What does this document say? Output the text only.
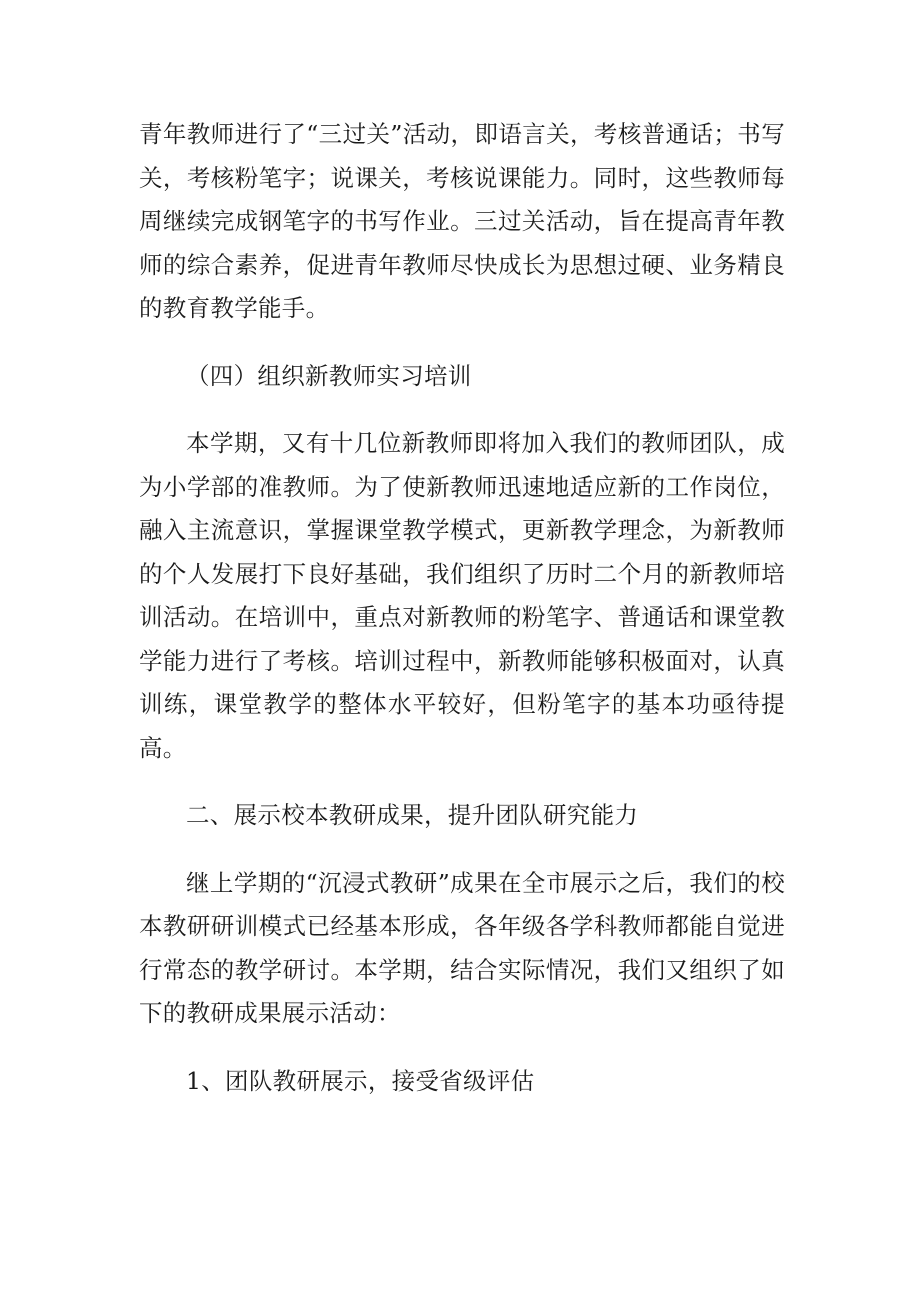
青年教师进行了“三过关”活动，即语言关，考核普通话；书写关，考核粉笔字；说课关，考核说课能力。同时，这些教师每周继续完成钢笔字的书写作业。三过关活动，旨在提高青年教师的综合素养，促进青年教师尽快成长为思想过硬、业务精良的教育教学能手。

（四）组织新教师实习培训

本学期，又有十几位新教师即将加入我们的教师团队，成为小学部的准教师。为了使新教师迅速地适应新的工作岗位，融入主流意识，掌握课堂教学模式，更新教学理念，为新教师的个人发展打下良好基础，我们组织了历时二个月的新教师培训活动。在培训中，重点对新教师的粉笔字、普通话和课堂教学能力进行了考核。培训过程中，新教师能够积极面对，认真训练，课堂教学的整体水平较好，但粉笔字的基本功亟待提高。

二、展示校本教研成果，提升团队研究能力

继上学期的“沉浸式教研”成果在全市展示之后，我们的校本教研研训模式已经基本形成，各年级各学科教师都能自觉进行常态的教学研讨。本学期，结合实际情况，我们又组织了如下的教研成果展示活动：

1、团队教研展示，接受省级评估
________________________________________
### [WHAT YOU NEED TO DO]
Leave images out of the retyped records; keep all else exact.

### [OUTPUT]
What does this document say? Output the text only.
青年教师进行了“三过关”活动，即语言关，考核普通话；书写关，考核粉笔字；说课关，考核说课能力。同时，这些教师每周继续完成钢笔字的书写作业。三过关活动，旨在提高青年教师的综合素养，促进青年教师尽快成长为思想过硬、业务精良的教育教学能手。

（四）组织新教师实习培训

本学期，又有十几位新教师即将加入我们的教师团队，成为小学部的准教师。为了使新教师迅速地适应新的工作岗位，融入主流意识，掌握课堂教学模式，更新教学理念，为新教师的个人发展打下良好基础，我们组织了历时二个月的新教师培训活动。在培训中，重点对新教师的粉笔字、普通话和课堂教学能力进行了考核。培训过程中，新教师能够积极面对，认真训练，课堂教学的整体水平较好，但粉笔字的基本功亟待提高。

二、展示校本教研成果，提升团队研究能力

继上学期的“沉浸式教研”成果在全市展示之后，我们的校本教研研训模式已经基本形成，各年级各学科教师都能自觉进行常态的教学研讨。本学期，结合实际情况，我们又组织了如下的教研成果展示活动：

1、团队教研展示，接受省级评估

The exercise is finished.